## Task to complete
Quote the whole listing verbatim.

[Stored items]
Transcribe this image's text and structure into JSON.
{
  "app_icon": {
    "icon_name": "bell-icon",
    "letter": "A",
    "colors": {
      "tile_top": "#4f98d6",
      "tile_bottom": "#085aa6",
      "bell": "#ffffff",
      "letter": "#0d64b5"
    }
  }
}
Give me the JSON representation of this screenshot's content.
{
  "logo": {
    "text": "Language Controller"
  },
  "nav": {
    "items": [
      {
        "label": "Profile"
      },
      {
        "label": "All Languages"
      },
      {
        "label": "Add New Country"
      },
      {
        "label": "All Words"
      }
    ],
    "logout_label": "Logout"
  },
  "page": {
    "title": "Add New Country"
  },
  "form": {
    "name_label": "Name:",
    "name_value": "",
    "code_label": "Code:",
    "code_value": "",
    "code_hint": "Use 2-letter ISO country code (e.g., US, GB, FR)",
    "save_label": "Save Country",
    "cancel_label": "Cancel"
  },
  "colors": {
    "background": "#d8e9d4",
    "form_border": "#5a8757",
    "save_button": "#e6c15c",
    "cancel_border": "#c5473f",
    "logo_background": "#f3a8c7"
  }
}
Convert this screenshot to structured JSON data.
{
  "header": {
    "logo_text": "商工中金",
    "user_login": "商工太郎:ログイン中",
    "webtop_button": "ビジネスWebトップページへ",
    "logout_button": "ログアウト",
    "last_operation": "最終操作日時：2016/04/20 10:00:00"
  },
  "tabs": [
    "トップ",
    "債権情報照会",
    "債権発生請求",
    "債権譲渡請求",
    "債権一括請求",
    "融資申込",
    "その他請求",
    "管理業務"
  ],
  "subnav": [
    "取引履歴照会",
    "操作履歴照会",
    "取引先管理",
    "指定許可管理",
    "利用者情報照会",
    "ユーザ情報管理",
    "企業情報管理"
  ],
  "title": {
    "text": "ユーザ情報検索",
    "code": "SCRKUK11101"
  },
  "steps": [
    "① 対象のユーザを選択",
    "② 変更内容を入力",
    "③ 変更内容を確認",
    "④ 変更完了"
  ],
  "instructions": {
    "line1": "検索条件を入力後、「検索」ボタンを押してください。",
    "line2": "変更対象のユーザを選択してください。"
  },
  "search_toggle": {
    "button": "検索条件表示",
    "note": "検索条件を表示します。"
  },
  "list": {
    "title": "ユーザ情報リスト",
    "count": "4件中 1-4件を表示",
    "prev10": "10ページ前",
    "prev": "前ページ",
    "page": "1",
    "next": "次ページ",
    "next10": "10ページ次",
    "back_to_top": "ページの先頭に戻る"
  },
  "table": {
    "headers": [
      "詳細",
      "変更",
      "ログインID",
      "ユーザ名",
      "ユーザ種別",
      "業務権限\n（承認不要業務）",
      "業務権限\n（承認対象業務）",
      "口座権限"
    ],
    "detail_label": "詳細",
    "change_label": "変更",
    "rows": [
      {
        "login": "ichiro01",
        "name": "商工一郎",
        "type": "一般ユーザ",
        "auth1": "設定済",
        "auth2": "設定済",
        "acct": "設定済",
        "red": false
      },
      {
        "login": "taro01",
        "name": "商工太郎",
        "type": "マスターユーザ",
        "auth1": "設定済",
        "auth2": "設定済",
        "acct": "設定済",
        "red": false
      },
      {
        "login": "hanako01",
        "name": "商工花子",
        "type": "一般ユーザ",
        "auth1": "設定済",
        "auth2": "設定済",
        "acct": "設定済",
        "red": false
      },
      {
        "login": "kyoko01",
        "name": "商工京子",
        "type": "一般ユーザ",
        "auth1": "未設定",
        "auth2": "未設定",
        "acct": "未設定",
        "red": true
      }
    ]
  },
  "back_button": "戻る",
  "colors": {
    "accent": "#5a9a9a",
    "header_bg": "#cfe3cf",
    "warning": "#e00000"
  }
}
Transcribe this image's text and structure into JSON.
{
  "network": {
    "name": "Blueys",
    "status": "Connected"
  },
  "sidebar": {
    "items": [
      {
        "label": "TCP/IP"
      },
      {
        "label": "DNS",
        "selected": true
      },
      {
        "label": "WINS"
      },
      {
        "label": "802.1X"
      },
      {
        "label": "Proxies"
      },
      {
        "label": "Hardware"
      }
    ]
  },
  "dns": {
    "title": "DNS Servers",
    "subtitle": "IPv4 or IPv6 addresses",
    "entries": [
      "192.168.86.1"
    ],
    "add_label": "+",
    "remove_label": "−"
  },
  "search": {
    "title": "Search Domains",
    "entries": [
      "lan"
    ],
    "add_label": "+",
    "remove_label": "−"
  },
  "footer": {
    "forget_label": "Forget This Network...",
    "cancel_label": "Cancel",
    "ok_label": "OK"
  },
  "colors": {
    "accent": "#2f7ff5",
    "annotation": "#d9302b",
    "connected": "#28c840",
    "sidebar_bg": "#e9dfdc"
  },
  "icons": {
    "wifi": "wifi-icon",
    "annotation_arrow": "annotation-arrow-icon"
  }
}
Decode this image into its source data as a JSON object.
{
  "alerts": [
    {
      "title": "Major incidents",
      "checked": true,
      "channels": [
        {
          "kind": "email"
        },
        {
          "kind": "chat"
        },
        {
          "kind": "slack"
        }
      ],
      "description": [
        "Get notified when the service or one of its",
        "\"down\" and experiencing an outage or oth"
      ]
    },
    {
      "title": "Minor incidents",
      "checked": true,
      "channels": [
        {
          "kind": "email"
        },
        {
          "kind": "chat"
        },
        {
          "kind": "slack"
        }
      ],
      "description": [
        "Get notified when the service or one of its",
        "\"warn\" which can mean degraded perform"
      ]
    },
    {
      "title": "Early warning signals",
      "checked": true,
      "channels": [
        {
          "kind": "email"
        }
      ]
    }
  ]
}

## Reply to the exercise
Transcribe this image's text and structure into JSON.
{
  "app_icon": {
    "icon_name": "bell-icon",
    "letter": "A",
    "colors": {
      "tile_top": "#4f98d6",
      "tile_bottom": "#085aa6",
      "bell": "#ffffff",
      "letter": "#0d64b5"
    }
  }
}
Give me the JSON representation of this screenshot's content.
{
  "logo": {
    "text": "Language Controller"
  },
  "nav": {
    "items": [
      {
        "label": "Profile"
      },
      {
        "label": "All Languages"
      },
      {
        "label": "Add New Country"
      },
      {
        "label": "All Words"
      }
    ],
    "logout_label": "Logout"
  },
  "page": {
    "title": "Add New Country"
  },
  "form": {
    "name_label": "Name:",
    "name_value": "",
    "code_label": "Code:",
    "code_value": "",
    "code_hint": "Use 2-letter ISO country code (e.g., US, GB, FR)",
    "save_label": "Save Country",
    "cancel_label": "Cancel"
  },
  "colors": {
    "background": "#d8e9d4",
    "form_border": "#5a8757",
    "save_button": "#e6c15c",
    "cancel_border": "#c5473f",
    "logo_background": "#f3a8c7"
  }
}
Convert this screenshot to structured JSON data.
{
  "header": {
    "logo_text": "商工中金",
    "user_login": "商工太郎:ログイン中",
    "webtop_button": "ビジネスWebトップページへ",
    "logout_button": "ログアウト",
    "last_operation": "最終操作日時：2016/04/20 10:00:00"
  },
  "tabs": [
    "トップ",
    "債権情報照会",
    "債権発生請求",
    "債権譲渡請求",
    "債権一括請求",
    "融資申込",
    "その他請求",
    "管理業務"
  ],
  "subnav": [
    "取引履歴照会",
    "操作履歴照会",
    "取引先管理",
    "指定許可管理",
    "利用者情報照会",
    "ユーザ情報管理",
    "企業情報管理"
  ],
  "title": {
    "text": "ユーザ情報検索",
    "code": "SCRKUK11101"
  },
  "steps": [
    "① 対象のユーザを選択",
    "② 変更内容を入力",
    "③ 変更内容を確認",
    "④ 変更完了"
  ],
  "instructions": {
    "line1": "検索条件を入力後、「検索」ボタンを押してください。",
    "line2": "変更対象のユーザを選択してください。"
  },
  "search_toggle": {
    "button": "検索条件表示",
    "note": "検索条件を表示します。"
  },
  "list": {
    "title": "ユーザ情報リスト",
    "count": "4件中 1-4件を表示",
    "prev10": "10ページ前",
    "prev": "前ページ",
    "page": "1",
    "next": "次ページ",
    "next10": "10ページ次",
    "back_to_top": "ページの先頭に戻る"
  },
  "table": {
    "headers": [
      "詳細",
      "変更",
      "ログインID",
      "ユーザ名",
      "ユーザ種別",
      "業務権限\n（承認不要業務）",
      "業務権限\n（承認対象業務）",
      "口座権限"
    ],
    "detail_label": "詳細",
    "change_label": "変更",
    "rows": [
      {
        "login": "ichiro01",
        "name": "商工一郎",
        "type": "一般ユーザ",
        "auth1": "設定済",
        "auth2": "設定済",
        "acct": "設定済",
        "red": false
      },
      {
        "login": "taro01",
        "name": "商工太郎",
        "type": "マスターユーザ",
        "auth1": "設定済",
        "auth2": "設定済",
        "acct": "設定済",
        "red": false
      },
      {
        "login": "hanako01",
        "name": "商工花子",
        "type": "一般ユーザ",
        "auth1": "設定済",
        "auth2": "設定済",
        "acct": "設定済",
        "red": false
      },
      {
        "login": "kyoko01",
        "name": "商工京子",
        "type": "一般ユーザ",
        "auth1": "未設定",
        "auth2": "未設定",
        "acct": "未設定",
        "red": true
      }
    ]
  },
  "back_button": "戻る",
  "colors": {
    "accent": "#5a9a9a",
    "header_bg": "#cfe3cf",
    "warning": "#e00000"
  }
}
Transcribe this image's text and structure into JSON.
{
  "network": {
    "name": "Blueys",
    "status": "Connected"
  },
  "sidebar": {
    "items": [
      {
        "label": "TCP/IP"
      },
      {
        "label": "DNS",
        "selected": true
      },
      {
        "label": "WINS"
      },
      {
        "label": "802.1X"
      },
      {
        "label": "Proxies"
      },
      {
        "label": "Hardware"
      }
    ]
  },
  "dns": {
    "title": "DNS Servers",
    "subtitle": "IPv4 or IPv6 addresses",
    "entries": [
      "192.168.86.1"
    ],
    "add_label": "+",
    "remove_label": "−"
  },
  "search": {
    "title": "Search Domains",
    "entries": [
      "lan"
    ],
    "add_label": "+",
    "remove_label": "−"
  },
  "footer": {
    "forget_label": "Forget This Network...",
    "cancel_label": "Cancel",
    "ok_label": "OK"
  },
  "colors": {
    "accent": "#2f7ff5",
    "annotation": "#d9302b",
    "connected": "#28c840",
    "sidebar_bg": "#e9dfdc"
  },
  "icons": {
    "wifi": "wifi-icon",
    "annotation_arrow": "annotation-arrow-icon"
  }
}
Decode this image into its source data as a JSON object.
{
  "alerts": [
    {
      "title": "Major incidents",
      "checked": true,
      "channels": [
        {
          "kind": "email"
        },
        {
          "kind": "chat"
        },
        {
          "kind": "slack"
        }
      ],
      "description": [
        "Get notified when the service or one of its",
        "\"down\" and experiencing an outage or oth"
      ]
    },
    {
      "title": "Minor incidents",
      "checked": true,
      "channels": [
        {
          "kind": "email"
        },
        {
          "kind": "chat"
        },
        {
          "kind": "slack"
        }
      ],
      "description": [
        "Get notified when the service or one of its",
        "\"warn\" which can mean degraded perform"
      ]
    },
    {
      "title": "Early warning signals",
      "checked": true,
      "channels": [
        {
          "kind": "email"
        }
      ]
    }
  ]
}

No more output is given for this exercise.